> _Requirements_: Pick out each line containing the string "level" and copy it.

Items from a figure collection:
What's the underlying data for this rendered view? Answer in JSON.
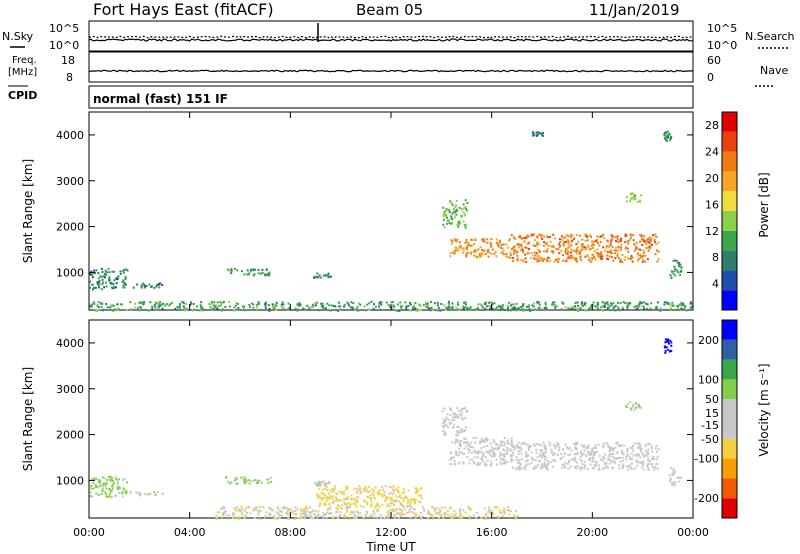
{
  "header": {
    "station": "Fort Hays East (fitACF)",
    "beam": "Beam 05",
    "date": "11/Jan/2019"
  },
  "mode_label": "normal (fast) 151 IF",
  "strip": {
    "nsky_label": "N.Sky",
    "nsearch_label": "N.Search",
    "nsky_ticks": [
      "10^5",
      "10^0"
    ],
    "nsearch_ticks": [
      "10^5",
      "10^0"
    ],
    "freq_label": "Freq.",
    "freq_unit": "[MHz]",
    "freq_ticks": [
      "18",
      "8"
    ],
    "nave_label": "Nave",
    "nave_ticks": [
      "60",
      "0"
    ],
    "cpid_label": "CPID"
  },
  "colors": {
    "power_scale": [
      "#0000ff",
      "#1f4fa8",
      "#2e7d6a",
      "#3aa84a",
      "#8cd04a",
      "#f0dc3c",
      "#f5a623",
      "#f07a14",
      "#e8410f",
      "#e10000"
    ],
    "velocity_scale": [
      "#e10000",
      "#f05a00",
      "#f5a000",
      "#f5d040",
      "#c8c8c8",
      "#c8c8c8",
      "#7fd04a",
      "#3aa84a",
      "#2e5fa8",
      "#0000ff"
    ]
  },
  "chart_data": [
    {
      "type": "heatmap",
      "panel": "power",
      "ylabel": "Slant Range [km]",
      "yticks": [
        "1000",
        "2000",
        "3000",
        "4000"
      ],
      "ylim": [
        180,
        4500
      ],
      "xticks": [
        "00:00",
        "04:00",
        "08:00",
        "12:00",
        "16:00",
        "20:00",
        "00:00"
      ],
      "xlim": [
        0,
        24
      ],
      "colorbar_label": "Power [dB]",
      "colorbar_ticks": [
        "4",
        "8",
        "12",
        "16",
        "20",
        "24",
        "28"
      ],
      "colorbar_range": [
        0,
        30
      ],
      "scatter_regions": [
        {
          "t": [
            0.0,
            1.5
          ],
          "r": [
            650,
            1100
          ],
          "level": 8
        },
        {
          "t": [
            1.6,
            2.9
          ],
          "r": [
            680,
            780
          ],
          "level": 7
        },
        {
          "t": [
            5.4,
            7.2
          ],
          "r": [
            950,
            1100
          ],
          "level": 10
        },
        {
          "t": [
            8.9,
            9.6
          ],
          "r": [
            900,
            1000
          ],
          "level": 8
        },
        {
          "t": [
            0.0,
            24.0
          ],
          "r": [
            180,
            380
          ],
          "level": 10
        },
        {
          "t": [
            14.0,
            15.0
          ],
          "r": [
            2000,
            2600
          ],
          "level": 12
        },
        {
          "t": [
            14.3,
            16.7
          ],
          "r": [
            1350,
            1750
          ],
          "level": 21
        },
        {
          "t": [
            16.7,
            22.6
          ],
          "r": [
            1250,
            1850
          ],
          "level": 22
        },
        {
          "t": [
            21.3,
            21.9
          ],
          "r": [
            2550,
            2750
          ],
          "level": 14
        },
        {
          "t": [
            22.8,
            23.1
          ],
          "r": [
            3850,
            4100
          ],
          "level": 9
        },
        {
          "t": [
            23.0,
            23.5
          ],
          "r": [
            900,
            1300
          ],
          "level": 9
        },
        {
          "t": [
            17.6,
            18.0
          ],
          "r": [
            4000,
            4080
          ],
          "level": 6
        }
      ]
    },
    {
      "type": "heatmap",
      "panel": "velocity",
      "ylabel": "Slant Range [km]",
      "yticks": [
        "1000",
        "2000",
        "3000",
        "4000"
      ],
      "ylim": [
        180,
        4500
      ],
      "xticks": [
        "00:00",
        "04:00",
        "08:00",
        "12:00",
        "16:00",
        "20:00",
        "00:00"
      ],
      "xlim": [
        0,
        24
      ],
      "xlabel": "Time UT",
      "colorbar_label": "Velocity [m s⁻¹]",
      "colorbar_ticks": [
        "200",
        "100",
        "50",
        "15",
        "-15",
        "-50",
        "-100",
        "-200"
      ],
      "colorbar_range": [
        -250,
        250
      ],
      "scatter_regions": [
        {
          "t": [
            0.0,
            1.5
          ],
          "r": [
            650,
            1100
          ],
          "v": 60
        },
        {
          "t": [
            1.6,
            2.9
          ],
          "r": [
            680,
            780
          ],
          "v": 40
        },
        {
          "t": [
            5.4,
            7.2
          ],
          "r": [
            950,
            1100
          ],
          "v": 55
        },
        {
          "t": [
            8.9,
            9.6
          ],
          "r": [
            900,
            1000
          ],
          "v": 40
        },
        {
          "t": [
            9.0,
            13.2
          ],
          "r": [
            450,
            900
          ],
          "v": -60
        },
        {
          "t": [
            5.0,
            17.0
          ],
          "r": [
            180,
            450
          ],
          "v": -45
        },
        {
          "t": [
            14.0,
            15.0
          ],
          "r": [
            2000,
            2600
          ],
          "v": 0
        },
        {
          "t": [
            14.3,
            16.8
          ],
          "r": [
            1350,
            1950
          ],
          "v": 0
        },
        {
          "t": [
            16.8,
            22.6
          ],
          "r": [
            1250,
            1850
          ],
          "v": 0
        },
        {
          "t": [
            21.3,
            21.9
          ],
          "r": [
            2550,
            2750
          ],
          "v": 45
        },
        {
          "t": [
            22.8,
            23.1
          ],
          "r": [
            3800,
            4100
          ],
          "v": 220
        },
        {
          "t": [
            23.0,
            23.5
          ],
          "r": [
            900,
            1300
          ],
          "v": 0
        }
      ]
    }
  ]
}
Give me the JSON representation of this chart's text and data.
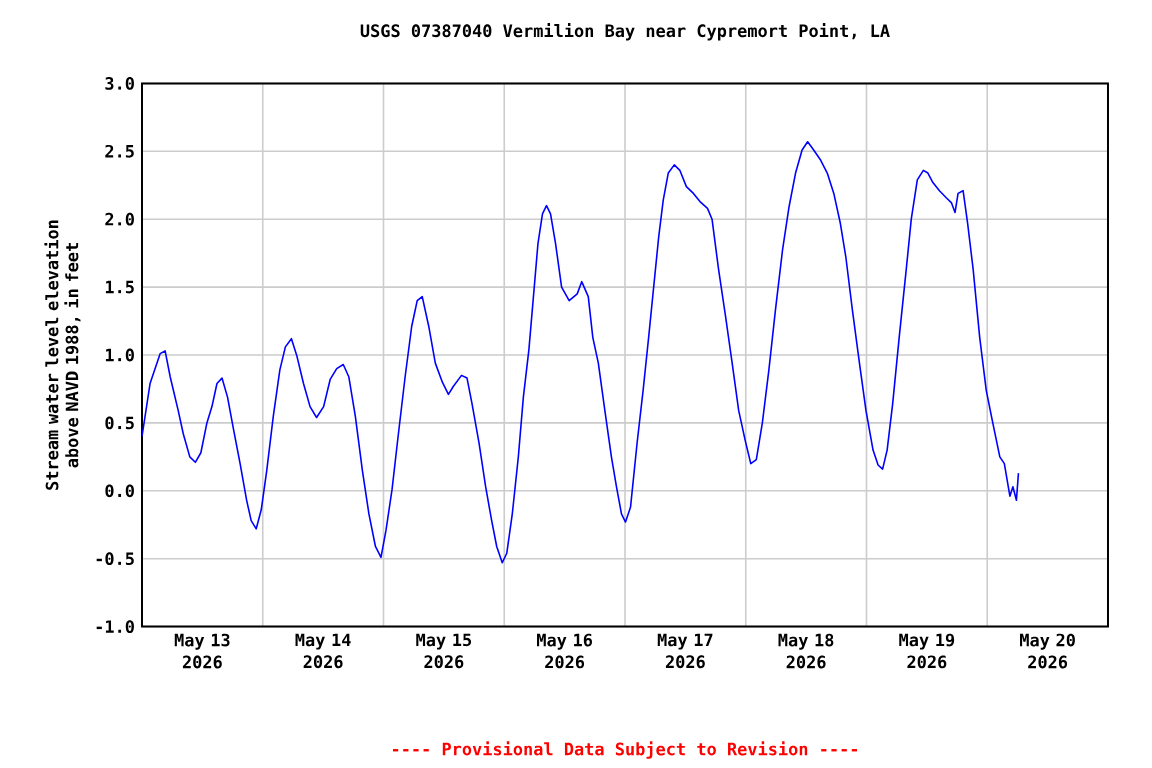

> _Solved exercise_:
          "level": 8
          "level": 7
          "level": 10
          "level": 8
          "level": 10
          "level": 12
          "level": 21
          "level": 22
          "level": 14
          "level": 9
          "level": 9
          "level": 6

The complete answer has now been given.